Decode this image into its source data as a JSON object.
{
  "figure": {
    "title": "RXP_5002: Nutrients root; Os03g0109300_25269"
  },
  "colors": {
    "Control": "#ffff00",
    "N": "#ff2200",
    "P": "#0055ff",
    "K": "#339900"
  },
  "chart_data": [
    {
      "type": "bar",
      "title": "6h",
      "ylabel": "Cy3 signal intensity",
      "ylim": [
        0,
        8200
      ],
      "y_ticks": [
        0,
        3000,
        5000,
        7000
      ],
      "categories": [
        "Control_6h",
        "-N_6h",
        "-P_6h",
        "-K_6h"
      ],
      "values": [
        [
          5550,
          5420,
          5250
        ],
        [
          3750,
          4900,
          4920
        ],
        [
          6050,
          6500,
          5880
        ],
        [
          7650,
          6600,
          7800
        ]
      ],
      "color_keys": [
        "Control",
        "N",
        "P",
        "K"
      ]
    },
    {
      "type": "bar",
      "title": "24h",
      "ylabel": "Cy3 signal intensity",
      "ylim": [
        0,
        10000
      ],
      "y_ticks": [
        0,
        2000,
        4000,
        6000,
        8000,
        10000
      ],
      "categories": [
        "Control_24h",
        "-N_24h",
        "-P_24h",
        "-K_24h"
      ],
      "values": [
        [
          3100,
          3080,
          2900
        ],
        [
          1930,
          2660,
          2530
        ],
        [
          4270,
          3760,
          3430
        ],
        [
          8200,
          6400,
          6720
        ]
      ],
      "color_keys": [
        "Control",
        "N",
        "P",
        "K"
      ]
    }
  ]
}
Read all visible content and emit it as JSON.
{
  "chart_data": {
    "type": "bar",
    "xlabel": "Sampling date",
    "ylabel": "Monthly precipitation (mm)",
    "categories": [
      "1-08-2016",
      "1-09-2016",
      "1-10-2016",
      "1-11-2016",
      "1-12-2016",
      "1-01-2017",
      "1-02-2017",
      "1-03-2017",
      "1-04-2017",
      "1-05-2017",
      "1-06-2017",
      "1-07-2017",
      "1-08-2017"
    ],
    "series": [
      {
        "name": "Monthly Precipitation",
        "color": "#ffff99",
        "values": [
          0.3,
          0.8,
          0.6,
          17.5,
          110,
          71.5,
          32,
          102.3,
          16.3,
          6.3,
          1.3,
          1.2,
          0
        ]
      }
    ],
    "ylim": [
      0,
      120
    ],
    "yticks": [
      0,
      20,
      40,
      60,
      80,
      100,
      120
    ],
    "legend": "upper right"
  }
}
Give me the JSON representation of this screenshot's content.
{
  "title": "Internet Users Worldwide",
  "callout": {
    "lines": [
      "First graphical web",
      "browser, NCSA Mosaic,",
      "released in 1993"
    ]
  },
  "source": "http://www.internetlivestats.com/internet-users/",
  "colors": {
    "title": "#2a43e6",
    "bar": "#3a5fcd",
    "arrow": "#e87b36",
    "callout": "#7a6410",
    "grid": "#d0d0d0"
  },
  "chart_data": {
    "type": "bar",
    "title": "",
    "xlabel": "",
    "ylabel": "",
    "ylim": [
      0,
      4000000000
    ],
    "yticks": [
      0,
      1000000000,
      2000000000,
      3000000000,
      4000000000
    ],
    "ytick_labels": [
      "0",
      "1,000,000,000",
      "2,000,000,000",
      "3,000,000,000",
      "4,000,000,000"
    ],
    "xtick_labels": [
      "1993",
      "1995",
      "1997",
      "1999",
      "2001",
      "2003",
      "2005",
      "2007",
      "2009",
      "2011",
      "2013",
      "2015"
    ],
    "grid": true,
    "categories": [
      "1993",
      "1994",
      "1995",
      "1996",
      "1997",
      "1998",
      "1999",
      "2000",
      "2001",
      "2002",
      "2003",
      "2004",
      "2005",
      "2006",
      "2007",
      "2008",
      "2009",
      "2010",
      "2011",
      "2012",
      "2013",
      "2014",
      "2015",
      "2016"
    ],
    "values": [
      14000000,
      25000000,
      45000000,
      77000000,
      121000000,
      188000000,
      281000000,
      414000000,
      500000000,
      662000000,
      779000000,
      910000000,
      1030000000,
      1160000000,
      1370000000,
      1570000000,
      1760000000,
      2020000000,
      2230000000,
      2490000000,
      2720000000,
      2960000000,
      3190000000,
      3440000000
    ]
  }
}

**WHAT NEEDS TO BE DONE:** Point out every line holding the string "title" and copy it.

**TASK ANSWER:**
    "title": "RXP_5002: Nutrients root; Os03g0109300_25269"
      "title": "6h",
      "title": "24h",
  "title": "Internet Users Worldwide",
    "title": "#2a43e6",
    "title": "",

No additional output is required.